►

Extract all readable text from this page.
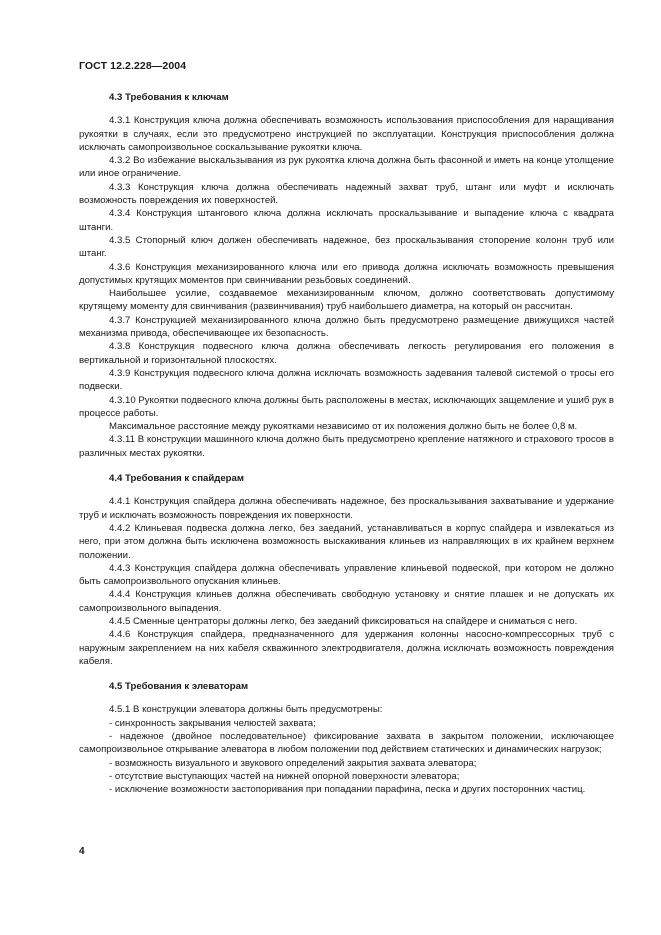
ГОСТ 12.2.228—2004
4.3 Требования к ключам

4.3.1 Конструкция ключа должна обеспечивать возможность использования приспособления для наращивания рукоятки в случаях, если это предусмотрено инструкцией по эксплуатации. Конструкция приспособления должна исключать самопроизвольное соскальзывание рукоятки ключа.

4.3.2 Во избежание выскальзывания из рук рукоятка ключа должна быть фасонной и иметь на конце утолщение или иное ограничение.

4.3.3 Конструкция ключа должна обеспечивать надежный захват труб, штанг или муфт и исключать возможность повреждения их поверхностей.

4.3.4 Конструкция штангового ключа должна исключать проскальзывание и выпадение ключа с квадрата штанги.

4.3.5 Стопорный ключ должен обеспечивать надежное, без проскальзывания стопорение колонн труб или штанг.

4.3.6 Конструкция механизированного ключа или его привода должна исключать возможность превышения допустимых крутящих моментов при свинчивании резьбовых соединений.

Наибольшее усилие, создаваемое механизированным ключом, должно соответствовать допустимому крутящему моменту для свинчивания (развинчивания) труб наибольшего диаметра, на который он рассчитан.

4.3.7 Конструкцией механизированного ключа должно быть предусмотрено размещение движущихся частей механизма привода, обеспечивающее их безопасность.

4.3.8 Конструкция подвесного ключа должна обеспечивать легкость регулирования его положения в вертикальной и горизонтальной плоскостях.

4.3.9 Конструкция подвесного ключа должна исключать возможность задевания талевой системой о тросы его подвески.

4.3.10 Рукоятки подвесного ключа должны быть расположены в местах, исключающих защемление и ушиб рук в процессе работы.

Максимальное расстояние между рукоятками независимо от их положения должно быть не более 0,8 м.

4.3.11 В конструкции машинного ключа должно быть предусмотрено крепление натяжного и страхового тросов в различных местах рукоятки.

4.4 Требования к спайдерам

4.4.1 Конструкция спайдера должна обеспечивать надежное, без проскальзывания захватывание и удержание труб и исключать возможность повреждения их поверхности.

4.4.2 Клиньевая подвеска должна легко, без заеданий, устанавливаться в корпус спайдера и извлекаться из него, при этом должна быть исключена возможность выскакивания клиньев из направляющих в их крайнем верхнем положении.

4.4.3 Конструкция спайдера должна обеспечивать управление клиньевой подвеской, при котором не должно быть самопроизвольного опускания клиньев.

4.4.4 Конструкция клиньев должна обеспечивать свободную установку и снятие плашек и не допускать их самопроизвольного выпадения.

4.4.5 Сменные центраторы должны легко, без заеданий фиксироваться на спайдере и сниматься с него.

4.4.6 Конструкция спайдера, предназначенного для удержания колонны насосно-компрессорных труб с наружным закреплением на них кабеля скважинного электродвигателя, должна исключать возможность повреждения кабеля.

4.5 Требования к элеваторам

4.5.1 В конструкции элеватора должны быть предусмотрены:

- синхронность закрывания челюстей захвата;

- надежное (двойное последовательное) фиксирование захвата в закрытом положении, исключающее самопроизвольное открывание элеватора в любом положении под действием статических и динамических нагрузок;

- возможность визуального и звукового определений закрытия захвата элеватора;

- отсутствие выступающих частей на нижней опорной поверхности элеватора;

- исключение возможности застопоривания при попадании парафина, песка и других посторонних частиц.

4
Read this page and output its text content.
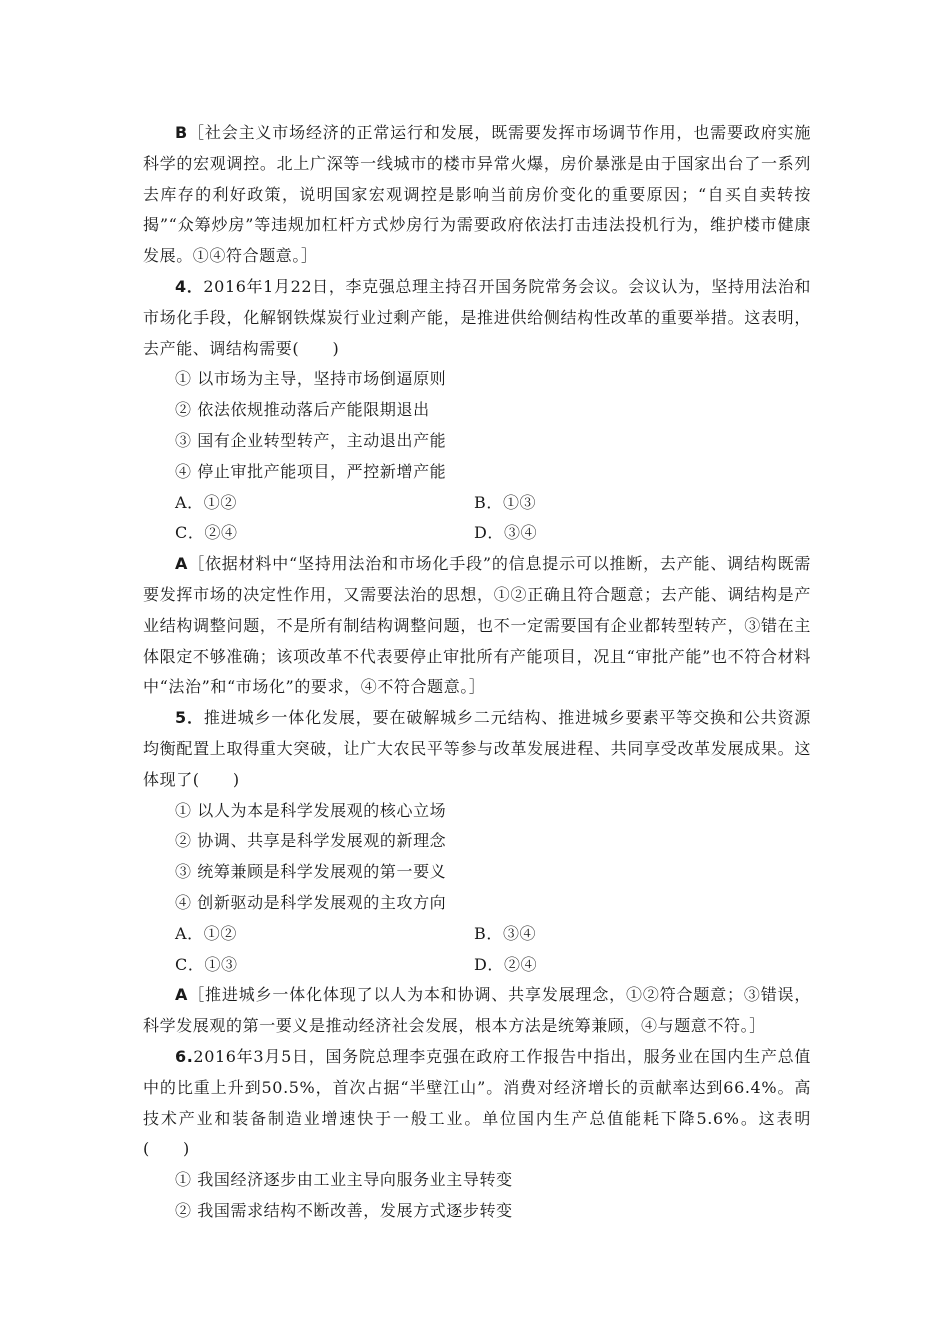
B［社会主义市场经济的正常运行和发展，既需要发挥市场调节作用，也需要政府实施科学的宏观调控。北上广深等一线城市的楼市异常火爆，房价暴涨是由于国家出台了一系列去库存的利好政策，说明国家宏观调控是影响当前房价变化的重要原因；“自买自卖转按揭”“众筹炒房”等违规加杠杆方式炒房行为需要政府依法打击违法投机行为，维护楼市健康发展。①④符合题意。］

4．2016年1月22日，李克强总理主持召开国务院常务会议。会议认为，坚持用法治和市场化手段，化解钢铁煤炭行业过剩产能，是推进供给侧结构性改革的重要举措。这表明，去产能、调结构需要(　　)

① 以市场为主导，坚持市场倒逼原则

② 依法依规推动落后产能限期退出

③ 国有企业转型转产，主动退出产能

④ 停止审批产能项目，严控新增产能

A．①②	B．①③
C．②④	D．③④

A［依据材料中“坚持用法治和市场化手段”的信息提示可以推断，去产能、调结构既需要发挥市场的决定性作用，又需要法治的思想，①②正确且符合题意；去产能、调结构是产业结构调整问题，不是所有制结构调整问题，也不一定需要国有企业都转型转产，③错在主体限定不够准确；该项改革不代表要停止审批所有产能项目，况且“审批产能”也不符合材料中“法治”和“市场化”的要求，④不符合题意。］

5．推进城乡一体化发展，要在破解城乡二元结构、推进城乡要素平等交换和公共资源均衡配置上取得重大突破，让广大农民平等参与改革发展进程、共同享受改革发展成果。这体现了(　　)

① 以人为本是科学发展观的核心立场

② 协调、共享是科学发展观的新理念

③ 统筹兼顾是科学发展观的第一要义

④ 创新驱动是科学发展观的主攻方向

A．①②	B．③④
C．①③	D．②④

A［推进城乡一体化体现了以人为本和协调、共享发展理念，①②符合题意；③错误，科学发展观的第一要义是推动经济社会发展，根本方法是统筹兼顾，④与题意不符。］

6.2016年3月5日，国务院总理李克强在政府工作报告中指出，服务业在国内生产总值中的比重上升到50.5%，首次占据“半壁江山”。消费对经济增长的贡献率达到66.4%。高技术产业和装备制造业增速快于一般工业。单位国内生产总值能耗下降5.6%。这表明(　　)

① 我国经济逐步由工业主导向服务业主导转变

② 我国需求结构不断改善，发展方式逐步转变
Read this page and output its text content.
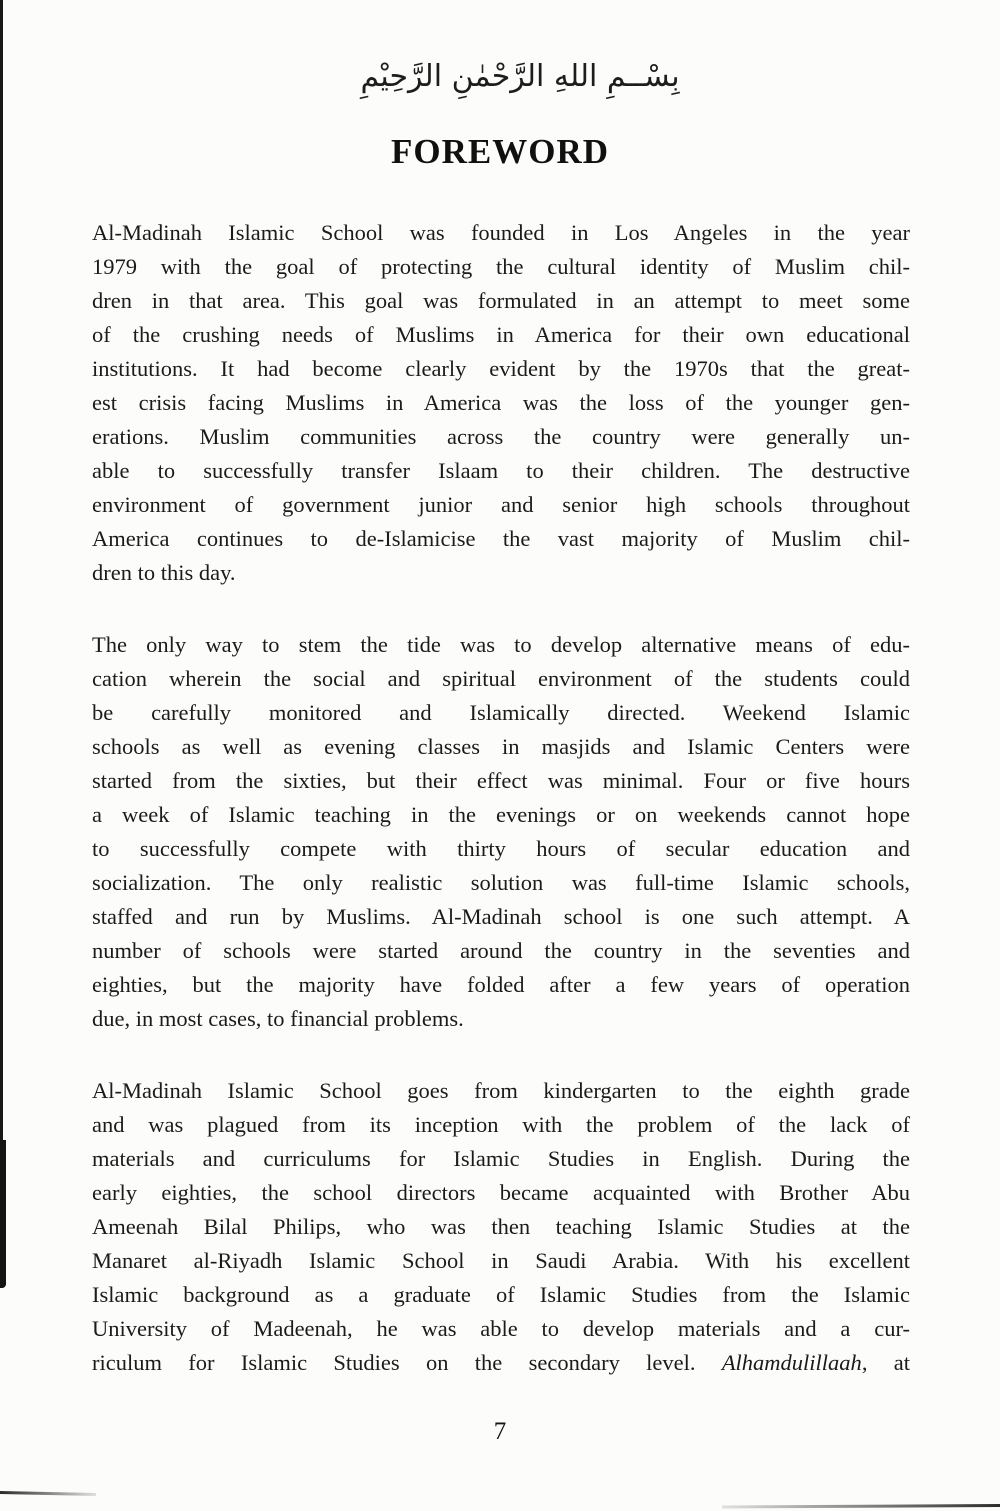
بِسْــمِ اللهِ الرَّحْمٰنِ الرَّحِيْمِ
FOREWORD
Al-Madinah Islamic School was founded in Los Angeles in the year
1979 with the goal of protecting the cultural identity of Muslim chil-
dren in that area. This goal was formulated in an attempt to meet some
of the crushing needs of Muslims in America for their own educational
institutions. It had become clearly evident by the 1970s that the great-
est crisis facing Muslims in America was the loss of the younger gen-
erations. Muslim communities across the country were generally un-
able to successfully transfer Islaam to their children. The destructive
environment of government junior and senior high schools throughout
America continues to de-Islamicise the vast majority of Muslim chil-
dren to this day.
The only way to stem the tide was to develop alternative means of edu-
cation wherein the social and spiritual environment of the students could
be carefully monitored and Islamically directed. Weekend Islamic
schools as well as evening classes in masjids and Islamic Centers were
started from the sixties, but their effect was minimal. Four or five hours
a week of Islamic teaching in the evenings or on weekends cannot hope
to successfully compete with thirty hours of secular education and
socialization. The only realistic solution was full-time Islamic schools,
staffed and run by Muslims. Al-Madinah school is one such attempt. A
number of schools were started around the country in the seventies and
eighties, but the majority have folded after a few years of operation
due, in most cases, to financial problems.
Al-Madinah Islamic School goes from kindergarten to the eighth grade
and was plagued from its inception with the problem of the lack of
materials and curriculums for Islamic Studies in English. During the
early eighties, the school directors became acquainted with Brother Abu
Ameenah Bilal Philips, who was then teaching Islamic Studies at the
Manaret al-Riyadh Islamic School in Saudi Arabia. With his excellent
Islamic background as a graduate of Islamic Studies from the Islamic
University of Madeenah, he was able to develop materials and a cur-
riculum for Islamic Studies on the secondary level. Alhamdulillaah, at
7
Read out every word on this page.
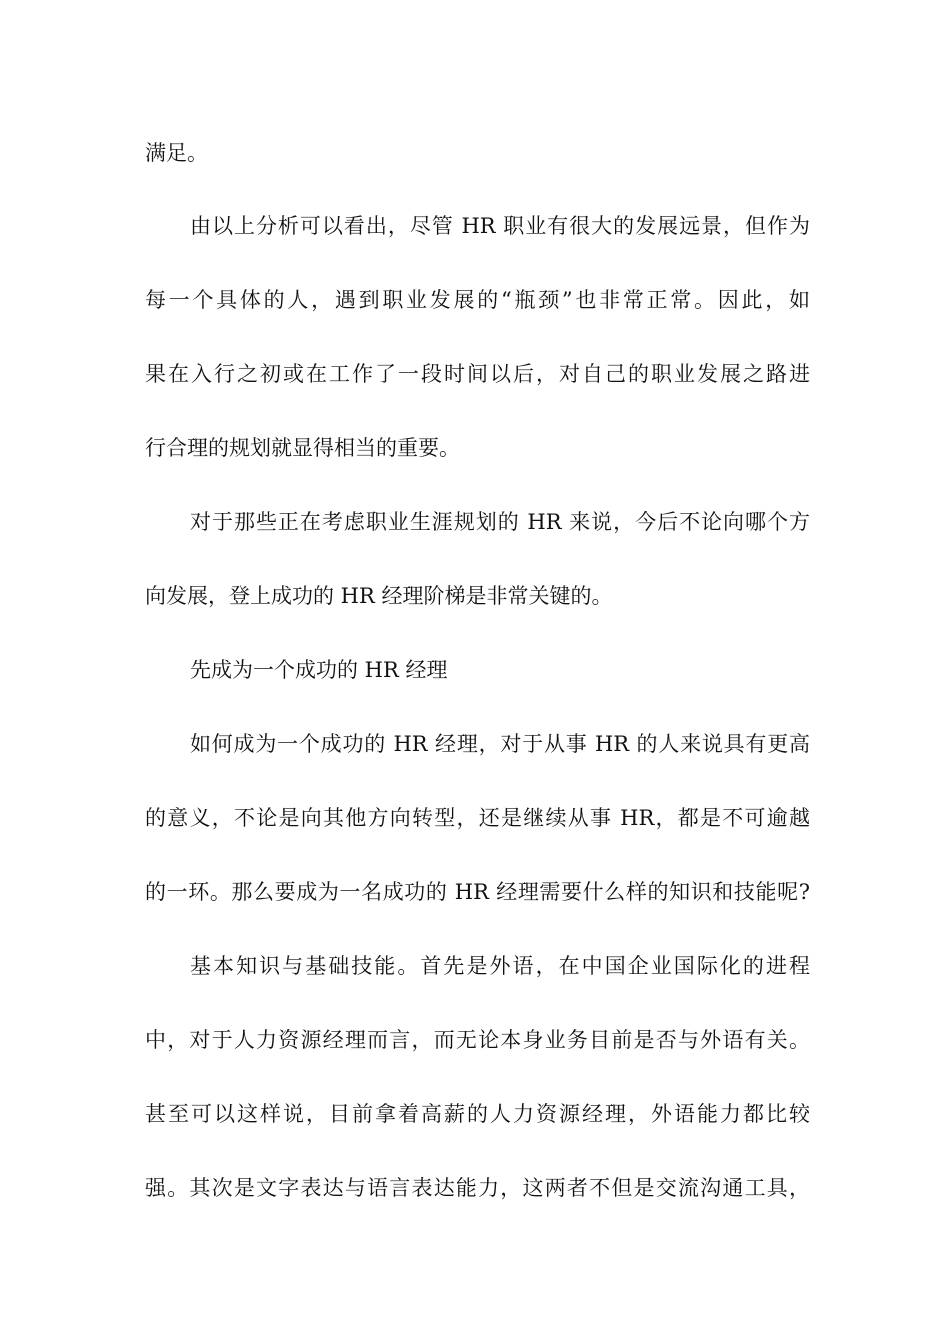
满足。

由以上分析可以看出，尽管 HR 职业有很大的发展远景，但作为

每一个具体的人，遇到职业发展的“瓶颈”也非常正常。因此，如

果在入行之初或在工作了一段时间以后，对自己的职业发展之路进

行合理的规划就显得相当的重要。

对于那些正在考虑职业生涯规划的 HR 来说，今后不论向哪个方

向发展，登上成功的 HR 经理阶梯是非常关键的。

先成为一个成功的 HR 经理

如何成为一个成功的 HR 经理，对于从事 HR 的人来说具有更高

的意义，不论是向其他方向转型，还是继续从事 HR，都是不可逾越

的一环。那么要成为一名成功的 HR 经理需要什么样的知识和技能呢?

基本知识与基础技能。首先是外语，在中国企业国际化的进程

中，对于人力资源经理而言，而无论本身业务目前是否与外语有关。

甚至可以这样说，目前拿着高薪的人力资源经理，外语能力都比较

强。其次是文字表达与语言表达能力，这两者不但是交流沟通工具，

◄

Aim of the exercise =
Supply the count of lines in the entries that contain the word "должны", and nothing besides.

Problem solution =
3